**What to work on**
Gather all lines in the entries that include the word "title".

--- Start ---

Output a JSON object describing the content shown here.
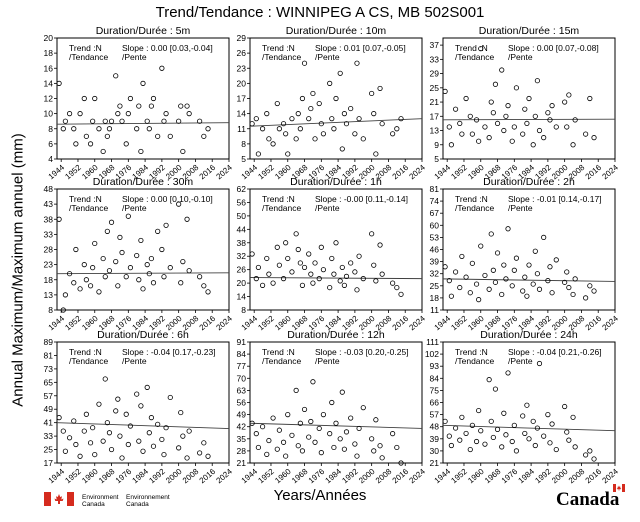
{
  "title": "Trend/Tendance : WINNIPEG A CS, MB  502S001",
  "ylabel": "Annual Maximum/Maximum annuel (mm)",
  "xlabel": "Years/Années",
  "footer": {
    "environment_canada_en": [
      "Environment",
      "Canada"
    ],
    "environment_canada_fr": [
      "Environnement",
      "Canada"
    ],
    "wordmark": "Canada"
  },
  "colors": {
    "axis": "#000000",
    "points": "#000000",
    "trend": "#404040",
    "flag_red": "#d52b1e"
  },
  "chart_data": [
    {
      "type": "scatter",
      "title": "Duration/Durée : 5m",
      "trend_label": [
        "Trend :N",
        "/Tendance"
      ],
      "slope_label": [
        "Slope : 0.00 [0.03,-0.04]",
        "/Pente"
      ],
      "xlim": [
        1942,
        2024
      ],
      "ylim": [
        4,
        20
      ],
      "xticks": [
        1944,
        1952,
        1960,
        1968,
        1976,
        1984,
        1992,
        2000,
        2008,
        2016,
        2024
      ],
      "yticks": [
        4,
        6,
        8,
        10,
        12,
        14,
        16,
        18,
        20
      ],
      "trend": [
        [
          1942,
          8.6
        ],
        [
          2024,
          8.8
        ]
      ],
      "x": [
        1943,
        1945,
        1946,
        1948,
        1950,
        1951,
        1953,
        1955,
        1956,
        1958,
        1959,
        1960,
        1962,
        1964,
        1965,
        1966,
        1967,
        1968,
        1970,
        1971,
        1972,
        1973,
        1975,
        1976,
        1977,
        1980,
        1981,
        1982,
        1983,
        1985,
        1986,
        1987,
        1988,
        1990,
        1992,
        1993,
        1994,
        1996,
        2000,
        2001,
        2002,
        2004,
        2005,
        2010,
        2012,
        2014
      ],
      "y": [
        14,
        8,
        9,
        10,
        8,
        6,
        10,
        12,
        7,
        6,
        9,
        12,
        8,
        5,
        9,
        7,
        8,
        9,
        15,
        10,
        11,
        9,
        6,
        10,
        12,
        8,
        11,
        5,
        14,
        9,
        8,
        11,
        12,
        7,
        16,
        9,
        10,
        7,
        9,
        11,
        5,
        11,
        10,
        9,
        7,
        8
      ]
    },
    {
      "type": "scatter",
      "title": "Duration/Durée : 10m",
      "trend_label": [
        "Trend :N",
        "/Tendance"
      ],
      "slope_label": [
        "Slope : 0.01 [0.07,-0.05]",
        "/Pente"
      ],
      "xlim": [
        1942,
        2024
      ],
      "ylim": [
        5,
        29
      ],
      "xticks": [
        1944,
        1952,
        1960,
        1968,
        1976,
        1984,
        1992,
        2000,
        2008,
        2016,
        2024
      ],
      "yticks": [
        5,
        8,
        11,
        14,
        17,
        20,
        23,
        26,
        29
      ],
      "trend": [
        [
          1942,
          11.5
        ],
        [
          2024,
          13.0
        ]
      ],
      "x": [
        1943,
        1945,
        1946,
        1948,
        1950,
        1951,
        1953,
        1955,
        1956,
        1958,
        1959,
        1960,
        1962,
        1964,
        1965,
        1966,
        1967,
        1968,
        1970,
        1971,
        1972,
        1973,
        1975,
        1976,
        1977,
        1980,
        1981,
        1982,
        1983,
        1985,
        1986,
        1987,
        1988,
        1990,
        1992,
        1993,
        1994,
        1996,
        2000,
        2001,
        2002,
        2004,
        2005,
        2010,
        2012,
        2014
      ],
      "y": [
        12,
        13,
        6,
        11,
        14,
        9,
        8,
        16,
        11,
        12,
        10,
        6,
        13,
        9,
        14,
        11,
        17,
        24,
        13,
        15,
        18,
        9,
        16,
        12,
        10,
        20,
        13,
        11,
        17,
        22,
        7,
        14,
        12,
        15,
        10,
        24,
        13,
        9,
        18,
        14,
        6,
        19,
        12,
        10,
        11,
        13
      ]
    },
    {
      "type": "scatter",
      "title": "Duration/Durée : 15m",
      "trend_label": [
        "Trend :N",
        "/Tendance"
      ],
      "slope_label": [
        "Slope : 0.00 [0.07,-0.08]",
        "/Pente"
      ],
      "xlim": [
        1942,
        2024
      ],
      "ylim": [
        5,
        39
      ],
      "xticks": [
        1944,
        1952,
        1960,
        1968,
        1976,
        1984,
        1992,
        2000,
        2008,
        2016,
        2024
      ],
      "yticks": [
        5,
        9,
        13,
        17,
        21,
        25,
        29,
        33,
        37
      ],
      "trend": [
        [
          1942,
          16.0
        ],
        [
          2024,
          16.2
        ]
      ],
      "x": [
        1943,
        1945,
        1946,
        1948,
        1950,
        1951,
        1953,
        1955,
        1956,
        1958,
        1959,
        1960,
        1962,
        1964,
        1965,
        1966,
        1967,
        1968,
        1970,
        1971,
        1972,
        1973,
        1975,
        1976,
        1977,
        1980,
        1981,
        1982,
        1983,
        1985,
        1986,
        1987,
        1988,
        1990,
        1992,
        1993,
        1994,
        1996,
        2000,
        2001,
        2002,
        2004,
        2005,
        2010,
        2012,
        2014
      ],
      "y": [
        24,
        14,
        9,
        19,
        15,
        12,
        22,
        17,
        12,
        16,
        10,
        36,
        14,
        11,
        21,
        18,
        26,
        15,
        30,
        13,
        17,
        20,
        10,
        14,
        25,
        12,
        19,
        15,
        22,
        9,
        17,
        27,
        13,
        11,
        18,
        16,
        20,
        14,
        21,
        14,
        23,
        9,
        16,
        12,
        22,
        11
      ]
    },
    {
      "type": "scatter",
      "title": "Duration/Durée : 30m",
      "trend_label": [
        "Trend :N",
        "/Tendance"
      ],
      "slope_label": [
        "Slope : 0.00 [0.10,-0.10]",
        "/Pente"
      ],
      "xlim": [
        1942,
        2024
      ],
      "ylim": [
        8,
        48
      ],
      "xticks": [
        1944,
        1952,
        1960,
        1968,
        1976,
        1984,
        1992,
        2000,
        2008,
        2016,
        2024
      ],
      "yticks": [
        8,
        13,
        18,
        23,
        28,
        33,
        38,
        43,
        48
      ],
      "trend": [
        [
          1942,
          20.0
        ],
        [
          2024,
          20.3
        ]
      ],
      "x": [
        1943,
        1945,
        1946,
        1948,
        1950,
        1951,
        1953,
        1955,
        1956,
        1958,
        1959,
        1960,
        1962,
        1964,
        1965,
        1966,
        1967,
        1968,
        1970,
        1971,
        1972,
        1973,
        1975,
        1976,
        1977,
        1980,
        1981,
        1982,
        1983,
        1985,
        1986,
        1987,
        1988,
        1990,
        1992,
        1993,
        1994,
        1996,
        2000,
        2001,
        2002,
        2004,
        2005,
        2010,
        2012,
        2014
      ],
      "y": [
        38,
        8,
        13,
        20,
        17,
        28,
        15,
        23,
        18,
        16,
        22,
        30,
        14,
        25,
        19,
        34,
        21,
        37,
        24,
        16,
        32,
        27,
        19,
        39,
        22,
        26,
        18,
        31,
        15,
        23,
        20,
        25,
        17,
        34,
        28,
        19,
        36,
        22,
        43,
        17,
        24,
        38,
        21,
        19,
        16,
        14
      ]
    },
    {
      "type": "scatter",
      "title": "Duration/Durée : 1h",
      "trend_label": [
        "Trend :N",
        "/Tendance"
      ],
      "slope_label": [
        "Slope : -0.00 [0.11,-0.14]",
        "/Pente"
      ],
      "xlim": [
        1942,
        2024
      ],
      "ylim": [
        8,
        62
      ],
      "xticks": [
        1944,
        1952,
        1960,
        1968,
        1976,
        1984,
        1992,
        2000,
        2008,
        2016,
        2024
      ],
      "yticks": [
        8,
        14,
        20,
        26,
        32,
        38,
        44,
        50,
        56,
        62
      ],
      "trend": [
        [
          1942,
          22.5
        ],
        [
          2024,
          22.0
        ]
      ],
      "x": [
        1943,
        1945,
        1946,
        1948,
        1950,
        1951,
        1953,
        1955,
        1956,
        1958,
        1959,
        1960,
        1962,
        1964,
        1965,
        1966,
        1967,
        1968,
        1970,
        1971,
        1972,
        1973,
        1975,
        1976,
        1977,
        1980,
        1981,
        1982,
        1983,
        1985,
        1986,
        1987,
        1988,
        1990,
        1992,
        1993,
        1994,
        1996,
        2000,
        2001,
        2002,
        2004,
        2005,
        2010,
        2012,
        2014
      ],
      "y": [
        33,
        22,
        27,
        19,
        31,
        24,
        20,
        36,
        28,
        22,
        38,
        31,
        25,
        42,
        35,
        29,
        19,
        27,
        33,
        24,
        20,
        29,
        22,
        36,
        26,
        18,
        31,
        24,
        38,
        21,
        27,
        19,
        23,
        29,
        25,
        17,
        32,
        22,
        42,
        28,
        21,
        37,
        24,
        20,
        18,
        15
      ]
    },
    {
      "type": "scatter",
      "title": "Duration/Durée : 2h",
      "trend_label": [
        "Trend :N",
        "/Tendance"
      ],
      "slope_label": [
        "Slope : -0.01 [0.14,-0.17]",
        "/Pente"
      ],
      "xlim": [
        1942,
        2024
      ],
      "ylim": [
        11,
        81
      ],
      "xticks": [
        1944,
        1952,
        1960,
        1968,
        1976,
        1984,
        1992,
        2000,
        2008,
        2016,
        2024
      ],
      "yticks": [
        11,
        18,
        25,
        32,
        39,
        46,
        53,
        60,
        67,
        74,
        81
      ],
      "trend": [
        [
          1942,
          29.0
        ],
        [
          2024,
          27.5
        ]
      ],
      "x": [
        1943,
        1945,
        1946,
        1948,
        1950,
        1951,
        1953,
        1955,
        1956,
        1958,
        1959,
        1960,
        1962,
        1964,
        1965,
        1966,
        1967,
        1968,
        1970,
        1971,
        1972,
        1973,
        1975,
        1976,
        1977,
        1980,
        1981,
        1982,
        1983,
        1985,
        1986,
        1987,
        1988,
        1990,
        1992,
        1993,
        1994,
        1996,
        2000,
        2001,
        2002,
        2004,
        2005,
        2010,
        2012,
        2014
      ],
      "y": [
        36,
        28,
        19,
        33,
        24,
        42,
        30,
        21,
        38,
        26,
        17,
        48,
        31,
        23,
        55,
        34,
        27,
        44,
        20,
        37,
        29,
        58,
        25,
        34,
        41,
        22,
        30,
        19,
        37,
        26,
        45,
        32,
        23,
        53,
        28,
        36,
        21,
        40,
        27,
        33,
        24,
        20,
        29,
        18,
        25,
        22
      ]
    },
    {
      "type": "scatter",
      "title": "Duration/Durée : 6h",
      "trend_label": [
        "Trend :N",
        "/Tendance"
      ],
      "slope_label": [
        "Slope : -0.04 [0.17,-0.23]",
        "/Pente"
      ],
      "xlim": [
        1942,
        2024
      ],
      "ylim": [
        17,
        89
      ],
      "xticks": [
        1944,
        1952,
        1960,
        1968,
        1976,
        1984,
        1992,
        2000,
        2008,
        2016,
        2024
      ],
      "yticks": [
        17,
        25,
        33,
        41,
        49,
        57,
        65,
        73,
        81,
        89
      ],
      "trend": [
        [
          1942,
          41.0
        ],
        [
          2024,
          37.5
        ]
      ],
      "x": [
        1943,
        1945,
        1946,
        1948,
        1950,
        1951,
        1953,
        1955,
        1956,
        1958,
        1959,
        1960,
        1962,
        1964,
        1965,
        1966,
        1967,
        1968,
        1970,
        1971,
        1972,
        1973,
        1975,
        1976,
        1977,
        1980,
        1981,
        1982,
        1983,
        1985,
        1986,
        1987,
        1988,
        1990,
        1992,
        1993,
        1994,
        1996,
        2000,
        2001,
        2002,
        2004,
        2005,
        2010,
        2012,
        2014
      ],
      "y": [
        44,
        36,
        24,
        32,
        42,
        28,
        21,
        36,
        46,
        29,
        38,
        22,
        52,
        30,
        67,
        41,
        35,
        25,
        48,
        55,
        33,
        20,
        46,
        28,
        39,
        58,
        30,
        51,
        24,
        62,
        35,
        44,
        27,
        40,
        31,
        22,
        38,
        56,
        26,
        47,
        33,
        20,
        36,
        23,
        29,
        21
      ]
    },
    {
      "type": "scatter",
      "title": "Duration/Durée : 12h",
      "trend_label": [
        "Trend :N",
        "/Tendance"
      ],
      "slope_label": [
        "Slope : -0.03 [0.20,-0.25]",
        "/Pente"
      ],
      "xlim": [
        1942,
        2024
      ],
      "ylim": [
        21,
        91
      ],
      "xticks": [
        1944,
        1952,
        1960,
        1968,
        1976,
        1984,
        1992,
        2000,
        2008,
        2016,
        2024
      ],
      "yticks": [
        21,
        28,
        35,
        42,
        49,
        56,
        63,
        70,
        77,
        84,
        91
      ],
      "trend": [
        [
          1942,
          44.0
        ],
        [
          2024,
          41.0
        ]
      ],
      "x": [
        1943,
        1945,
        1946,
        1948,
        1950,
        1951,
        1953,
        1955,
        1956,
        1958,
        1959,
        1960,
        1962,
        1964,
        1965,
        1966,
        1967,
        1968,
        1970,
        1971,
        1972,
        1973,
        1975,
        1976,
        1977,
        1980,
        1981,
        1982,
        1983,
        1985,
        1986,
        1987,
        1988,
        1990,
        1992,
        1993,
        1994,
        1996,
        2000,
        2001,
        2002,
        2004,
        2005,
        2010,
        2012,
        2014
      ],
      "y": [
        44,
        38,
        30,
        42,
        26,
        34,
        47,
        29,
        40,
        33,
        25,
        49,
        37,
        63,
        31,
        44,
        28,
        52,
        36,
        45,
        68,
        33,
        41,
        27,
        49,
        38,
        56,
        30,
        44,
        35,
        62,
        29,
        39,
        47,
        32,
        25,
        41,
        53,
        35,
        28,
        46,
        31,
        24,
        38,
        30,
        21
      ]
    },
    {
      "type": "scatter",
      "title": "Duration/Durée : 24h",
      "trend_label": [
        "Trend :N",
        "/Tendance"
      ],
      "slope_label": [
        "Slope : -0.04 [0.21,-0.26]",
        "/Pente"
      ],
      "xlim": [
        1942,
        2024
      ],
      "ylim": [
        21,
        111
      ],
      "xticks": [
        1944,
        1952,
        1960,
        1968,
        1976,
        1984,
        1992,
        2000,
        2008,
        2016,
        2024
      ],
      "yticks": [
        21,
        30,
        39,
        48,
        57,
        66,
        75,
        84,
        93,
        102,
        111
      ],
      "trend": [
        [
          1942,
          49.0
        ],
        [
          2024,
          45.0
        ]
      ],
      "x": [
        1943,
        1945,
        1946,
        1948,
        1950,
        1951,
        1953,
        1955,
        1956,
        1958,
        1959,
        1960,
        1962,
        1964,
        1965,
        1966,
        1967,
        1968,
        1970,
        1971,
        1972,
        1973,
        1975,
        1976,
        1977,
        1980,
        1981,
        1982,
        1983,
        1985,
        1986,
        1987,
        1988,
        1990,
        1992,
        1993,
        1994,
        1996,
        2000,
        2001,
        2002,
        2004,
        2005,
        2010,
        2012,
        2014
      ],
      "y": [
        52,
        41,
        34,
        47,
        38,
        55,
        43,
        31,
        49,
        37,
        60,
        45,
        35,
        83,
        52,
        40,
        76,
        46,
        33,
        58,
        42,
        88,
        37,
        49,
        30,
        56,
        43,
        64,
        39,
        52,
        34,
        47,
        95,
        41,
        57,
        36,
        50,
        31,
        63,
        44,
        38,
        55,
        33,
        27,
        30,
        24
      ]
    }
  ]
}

--- End ---

**Reply to the exercise**
  "title": "Trend/Tendance : WINNIPEG A CS, MB  502S001",
      "title": "Duration/Durée : 5m",
      "title": "Duration/Durée : 10m",
      "title": "Duration/Durée : 15m",
      "title": "Duration/Durée : 30m",
      "title": "Duration/Durée : 1h",
      "title": "Duration/Durée : 2h",
      "title": "Duration/Durée : 6h",
      "title": "Duration/Durée : 12h",
      "title": "Duration/Durée : 24h",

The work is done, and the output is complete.